▶ **INPUT DATA**:

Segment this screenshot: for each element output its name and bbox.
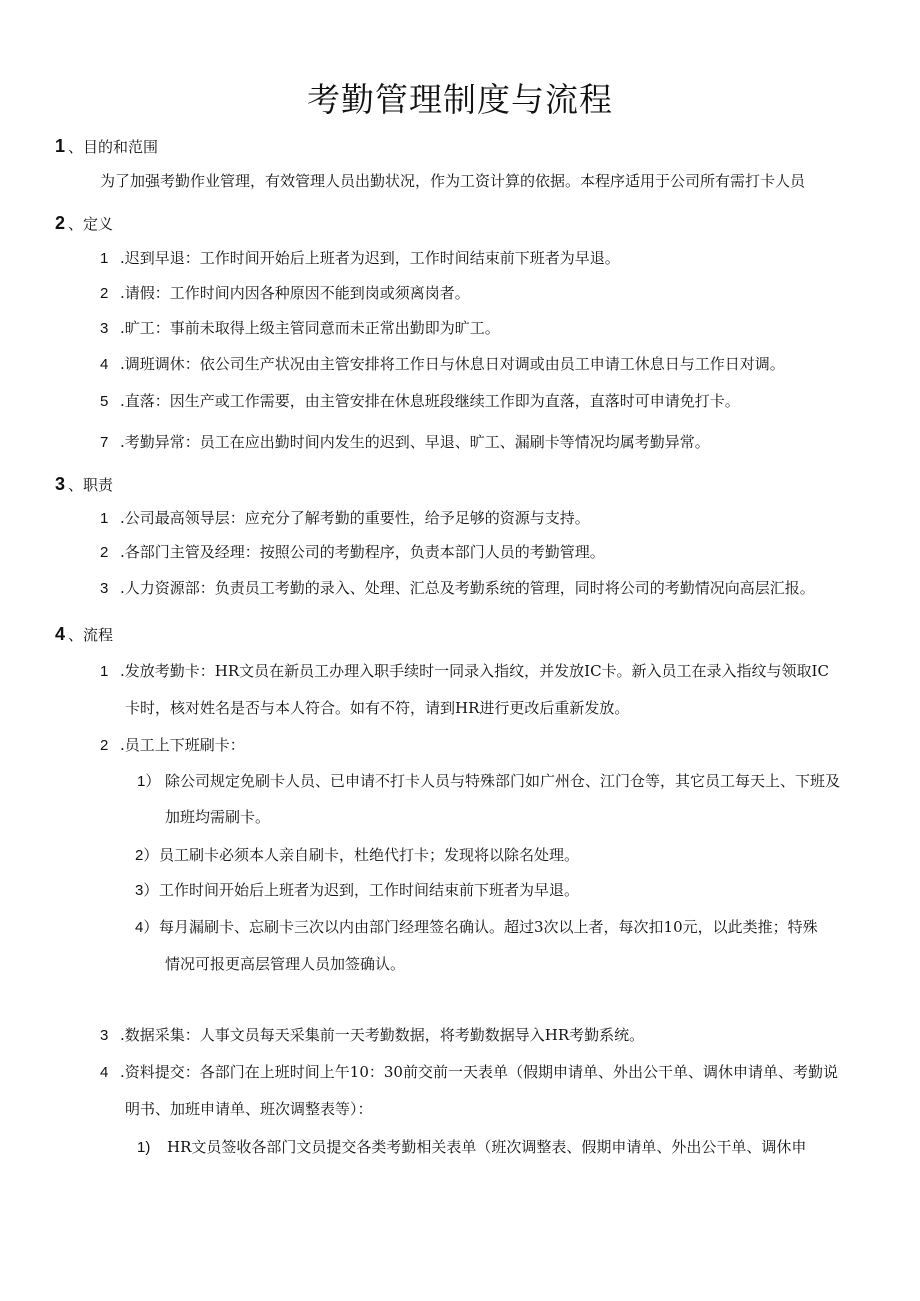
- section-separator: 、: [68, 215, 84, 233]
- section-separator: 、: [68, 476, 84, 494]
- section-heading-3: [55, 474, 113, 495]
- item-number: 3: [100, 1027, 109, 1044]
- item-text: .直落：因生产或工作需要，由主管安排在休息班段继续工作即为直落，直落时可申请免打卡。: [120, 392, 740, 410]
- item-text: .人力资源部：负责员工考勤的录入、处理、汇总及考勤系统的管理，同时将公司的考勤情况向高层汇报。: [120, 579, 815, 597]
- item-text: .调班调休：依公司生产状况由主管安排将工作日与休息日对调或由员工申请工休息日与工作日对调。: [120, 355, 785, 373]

▶ **TO BE DONE**:
Reproduce every line of the material above verbatim, omitting the picture.

▶ **FINAL ANSWER**:
Segment this screenshot: for each element output its name and bbox.
- section-separator: 、: [68, 215, 84, 233]
- section-separator: 、: [68, 476, 84, 494]
- section-heading-3: [55, 474, 113, 495]
- item-number: 3: [100, 1027, 109, 1044]
- item-text: .直落：因生产或工作需要，由主管安排在休息班段继续工作即为直落，直落时可申请免打卡。: [120, 392, 740, 410]
- item-text: .人力资源部：负责员工考勤的录入、处理、汇总及考勤系统的管理，同时将公司的考勤情况向高层汇报。: [120, 579, 815, 597]
- item-text: .调班调休：依公司生产状况由主管安排将工作日与休息日对调或由员工申请工休息日与工作日对调。: [120, 355, 785, 373]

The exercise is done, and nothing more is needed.